[START Extracted records]
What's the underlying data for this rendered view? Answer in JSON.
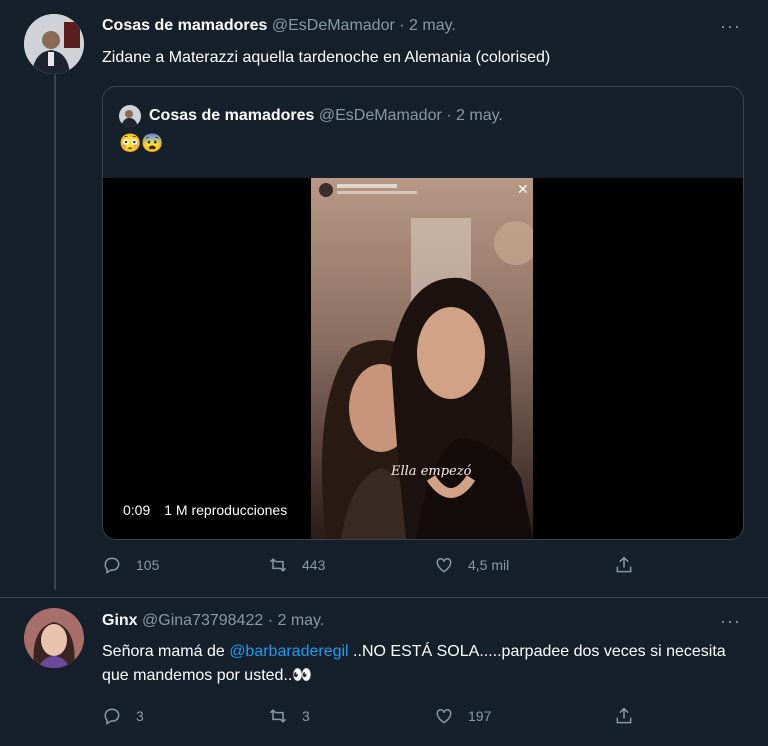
{
  "tweet1": {
    "display_name": "Cosas de mamadores",
    "handle": "@EsDeMamador",
    "date": "· 2 may.",
    "text": "Zidane a Materazzi aquella tardenoche en Alemania (colorised)",
    "more": "···",
    "quote": {
      "display_name": "Cosas de mamadores",
      "handle": "@EsDeMamador",
      "date": "· 2 may.",
      "text": "😳😨",
      "video": {
        "duration": "0:09",
        "views": "1 M reproducciones",
        "story_caption": "Ella empezó"
      }
    },
    "actions": {
      "replies": "105",
      "retweets": "443",
      "likes": "4,5 mil"
    }
  },
  "tweet2": {
    "display_name": "Ginx",
    "handle": "@Gina73798422",
    "date": "· 2 may.",
    "text_before": "Señora mamá de ",
    "mention": "@barbaraderegil",
    "text_after": " ..NO ESTÁ SOLA.....parpadee dos veces si necesita que mandemos por usted..👀",
    "more": "···",
    "actions": {
      "replies": "3",
      "retweets": "3",
      "likes": "197"
    }
  },
  "icons": [
    "reply-icon",
    "retweet-icon",
    "like-icon",
    "share-icon",
    "more-icon"
  ]
}
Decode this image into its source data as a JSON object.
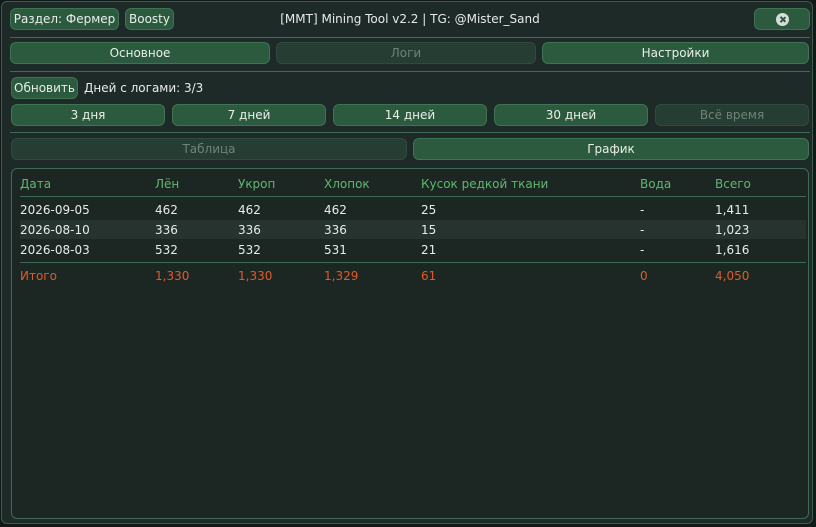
{
  "header": {
    "section_button": "Раздел: Фермер",
    "boosty_button": "Boosty",
    "title": "[MMT] Mining Tool v2.2 | TG: @Mister_Sand"
  },
  "tabs": [
    {
      "label": "Основное",
      "active": true
    },
    {
      "label": "Логи",
      "active": false
    },
    {
      "label": "Настройки",
      "active": true
    }
  ],
  "toolbar": {
    "refresh_label": "Обновить",
    "days_with_logs": "Дней с логами: 3/3"
  },
  "periods": [
    {
      "label": "3 дня",
      "enabled": true
    },
    {
      "label": "7 дней",
      "enabled": true
    },
    {
      "label": "14 дней",
      "enabled": true
    },
    {
      "label": "30 дней",
      "enabled": true
    },
    {
      "label": "Всё время",
      "enabled": false
    }
  ],
  "views": [
    {
      "label": "Таблица",
      "enabled": false
    },
    {
      "label": "График",
      "enabled": true
    }
  ],
  "table": {
    "columns": [
      "Дата",
      "Лён",
      "Укроп",
      "Хлопок",
      "Кусок редкой ткани",
      "Вода",
      "Всего"
    ],
    "rows": [
      [
        "2026-09-05",
        "462",
        "462",
        "462",
        "25",
        "-",
        "1,411"
      ],
      [
        "2026-08-10",
        "336",
        "336",
        "336",
        "15",
        "-",
        "1,023"
      ],
      [
        "2026-08-03",
        "532",
        "532",
        "531",
        "21",
        "-",
        "1,616"
      ]
    ],
    "totals": [
      "Итого",
      "1,330",
      "1,330",
      "1,329",
      "61",
      "0",
      "4,050"
    ]
  },
  "colors": {
    "accent": "#2c5a3f",
    "header_text": "#5fb86d",
    "total_text": "#e05a2a",
    "background": "#1e2a27"
  }
}
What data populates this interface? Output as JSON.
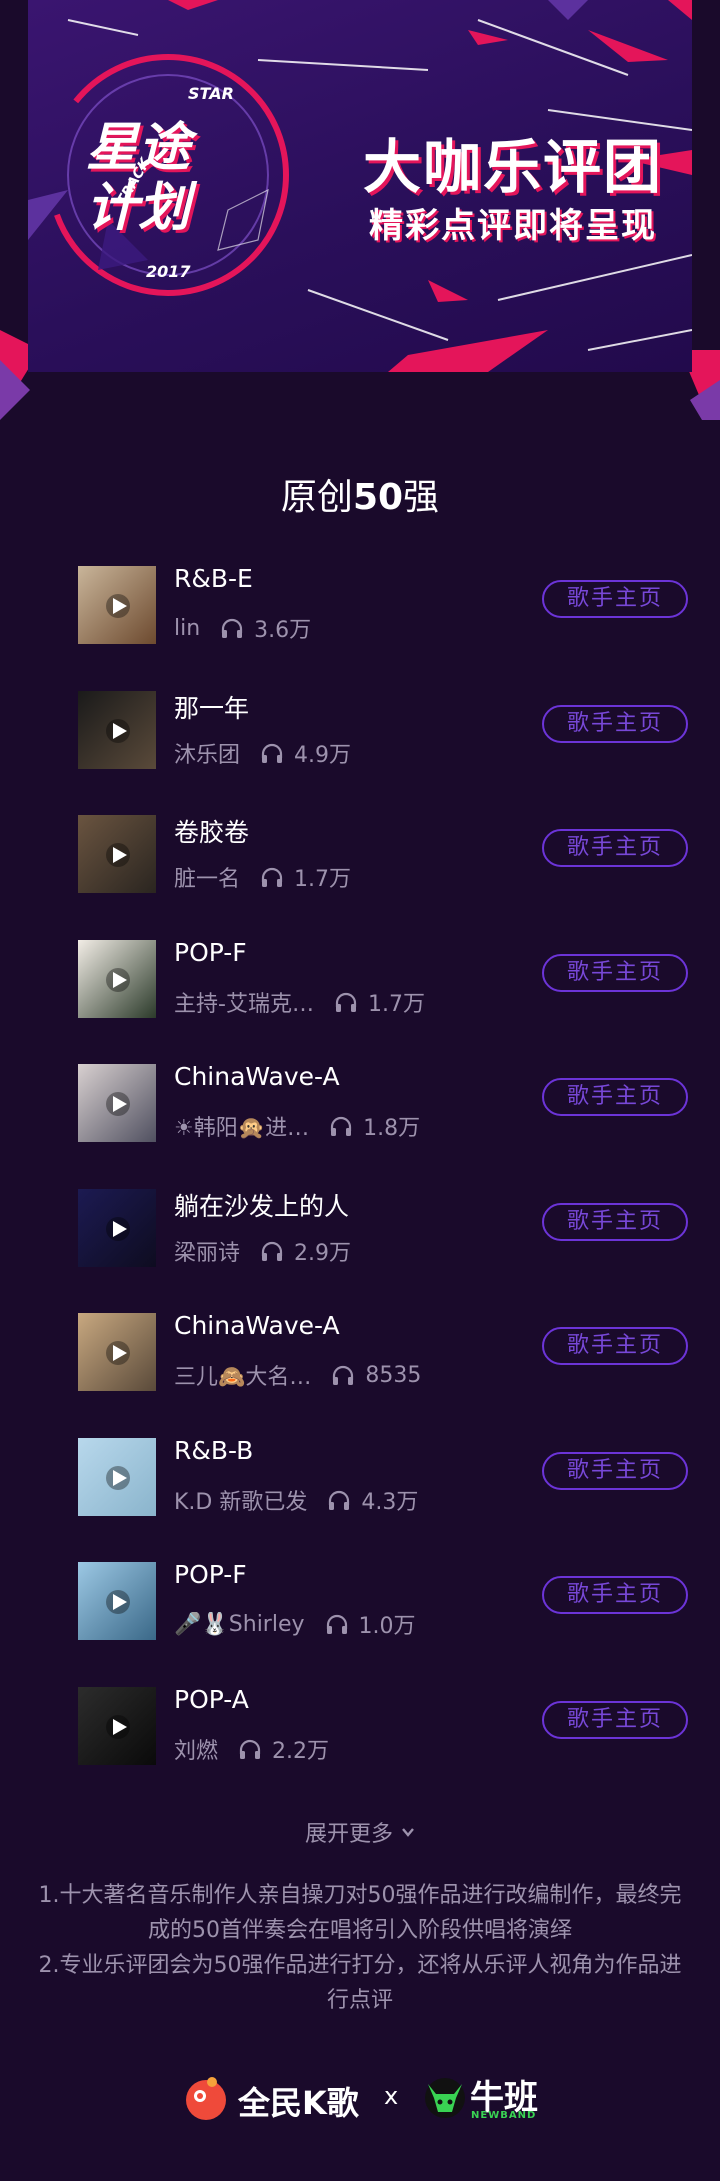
{
  "banner": {
    "logo_main": "星途计划",
    "logo_star": "STAR",
    "logo_track": "TRACK",
    "logo_year": "2017",
    "headline": "大咖乐评团",
    "subhead": "精彩点评即将呈现"
  },
  "section": {
    "title_prefix": "原创",
    "title_num": "50",
    "title_suffix": "强"
  },
  "button_label": "歌手主页",
  "songs": [
    {
      "title": "R&B-E",
      "singer": "lin",
      "plays": "3.6万",
      "thumb": [
        "#c9b59a",
        "#6d4a2f"
      ]
    },
    {
      "title": "那一年",
      "singer": "沐乐团",
      "plays": "4.9万",
      "thumb": [
        "#1a1a1a",
        "#5a4a3a"
      ]
    },
    {
      "title": "卷胶卷",
      "singer": "脏一名",
      "plays": "1.7万",
      "thumb": [
        "#6a5440",
        "#2a2520"
      ]
    },
    {
      "title": "POP-F",
      "singer": "主持-艾瑞克…",
      "plays": "1.7万",
      "thumb": [
        "#f2ede6",
        "#2b3a2a"
      ]
    },
    {
      "title": "ChinaWave-A",
      "singer": "☀韩阳🙊进…",
      "plays": "1.8万",
      "thumb": [
        "#d8d0d0",
        "#505060"
      ]
    },
    {
      "title": "躺在沙发上的人",
      "singer": "梁丽诗",
      "plays": "2.9万",
      "thumb": [
        "#1c1a52",
        "#0e0c20"
      ]
    },
    {
      "title": "ChinaWave-A",
      "singer": "三儿🙈大名…",
      "plays": "8535",
      "thumb": [
        "#c8a880",
        "#5a4a3a"
      ]
    },
    {
      "title": "R&B-B",
      "singer": "K.D 新歌已发",
      "plays": "4.3万",
      "thumb": [
        "#b8d8ec",
        "#8ab4cc"
      ]
    },
    {
      "title": "POP-F",
      "singer": "🎤🐰Shirley",
      "plays": "1.0万",
      "thumb": [
        "#9cc8e4",
        "#3a6888"
      ]
    },
    {
      "title": "POP-A",
      "singer": "刘燃",
      "plays": "2.2万",
      "thumb": [
        "#2c2c2c",
        "#0a0a0a"
      ]
    }
  ],
  "expand_label": "展开更多",
  "notes": [
    "1.十大著名音乐制作人亲自操刀对50强作品进行改编制作，最终完成的50首伴奏会在唱将引入阶段供唱将演绎",
    "2.专业乐评团会为50强作品进行打分，还将从乐评人视角为作品进行点评"
  ],
  "footer": {
    "brand1": "全民K歌",
    "times": "x",
    "brand2": "牛班",
    "brand2_sub": "NEWBAND"
  },
  "colors": {
    "background": "#1a0a2b",
    "accent": "#e4155a",
    "button_border": "#6c34d8",
    "muted_text": "#9d92ad"
  },
  "icons": [
    "play-icon",
    "headphones-icon",
    "chevron-down-icon",
    "kge-logo-icon",
    "newband-logo-icon"
  ]
}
[END Extracted records]
* Goal: Count every line of the material above that holds the string "What", then state only the total.

* Response to this task: 2